MATERIAL PROVIDED:

** Start **

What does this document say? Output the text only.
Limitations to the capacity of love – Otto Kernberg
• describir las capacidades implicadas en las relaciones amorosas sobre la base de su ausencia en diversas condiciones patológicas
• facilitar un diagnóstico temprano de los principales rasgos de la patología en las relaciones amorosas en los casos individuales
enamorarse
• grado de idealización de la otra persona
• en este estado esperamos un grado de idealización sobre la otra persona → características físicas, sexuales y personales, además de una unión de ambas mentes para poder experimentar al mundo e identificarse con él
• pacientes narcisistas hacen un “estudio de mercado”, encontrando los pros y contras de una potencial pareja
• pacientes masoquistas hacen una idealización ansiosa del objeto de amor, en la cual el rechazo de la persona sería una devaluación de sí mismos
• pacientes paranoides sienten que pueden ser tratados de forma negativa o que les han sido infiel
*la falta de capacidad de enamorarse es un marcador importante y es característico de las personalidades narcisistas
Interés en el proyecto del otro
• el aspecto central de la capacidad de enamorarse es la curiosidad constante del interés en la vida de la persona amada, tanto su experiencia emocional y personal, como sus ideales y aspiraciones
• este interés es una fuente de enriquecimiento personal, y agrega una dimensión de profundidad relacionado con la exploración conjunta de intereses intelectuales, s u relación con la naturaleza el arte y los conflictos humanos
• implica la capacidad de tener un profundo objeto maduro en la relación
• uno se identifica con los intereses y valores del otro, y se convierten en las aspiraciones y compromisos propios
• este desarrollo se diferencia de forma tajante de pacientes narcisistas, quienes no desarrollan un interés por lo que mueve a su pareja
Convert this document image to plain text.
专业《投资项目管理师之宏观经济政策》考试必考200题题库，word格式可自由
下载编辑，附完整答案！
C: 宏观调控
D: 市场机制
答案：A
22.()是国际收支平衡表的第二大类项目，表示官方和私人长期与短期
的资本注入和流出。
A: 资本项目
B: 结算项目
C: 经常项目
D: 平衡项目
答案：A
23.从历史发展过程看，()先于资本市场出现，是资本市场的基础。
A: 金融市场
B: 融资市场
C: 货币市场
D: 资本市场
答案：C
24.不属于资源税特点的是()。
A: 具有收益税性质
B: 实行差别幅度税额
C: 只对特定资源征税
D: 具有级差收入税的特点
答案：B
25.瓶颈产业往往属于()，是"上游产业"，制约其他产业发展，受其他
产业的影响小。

** End **

WHAT YOU ARE ASKED TO DO:
Copy out exactly the lines between the line with "Convert this document image to plain text." and the last line of the entries, counting both of those lines.

CORRECT RESPONSE:
Convert this document image to plain text.
专业《投资项目管理师之宏观经济政策》考试必考200题题库，word格式可自由
下载编辑，附完整答案！
C: 宏观调控
D: 市场机制
答案：A
22.()是国际收支平衡表的第二大类项目，表示官方和私人长期与短期
的资本注入和流出。
A: 资本项目
B: 结算项目
C: 经常项目
D: 平衡项目
答案：A
23.从历史发展过程看，()先于资本市场出现，是资本市场的基础。
A: 金融市场
B: 融资市场
C: 货币市场
D: 资本市场
答案：C
24.不属于资源税特点的是()。
A: 具有收益税性质
B: 实行差别幅度税额
C: 只对特定资源征税
D: 具有级差收入税的特点
答案：B
25.瓶颈产业往往属于()，是"上游产业"，制约其他产业发展，受其他
产业的影响小。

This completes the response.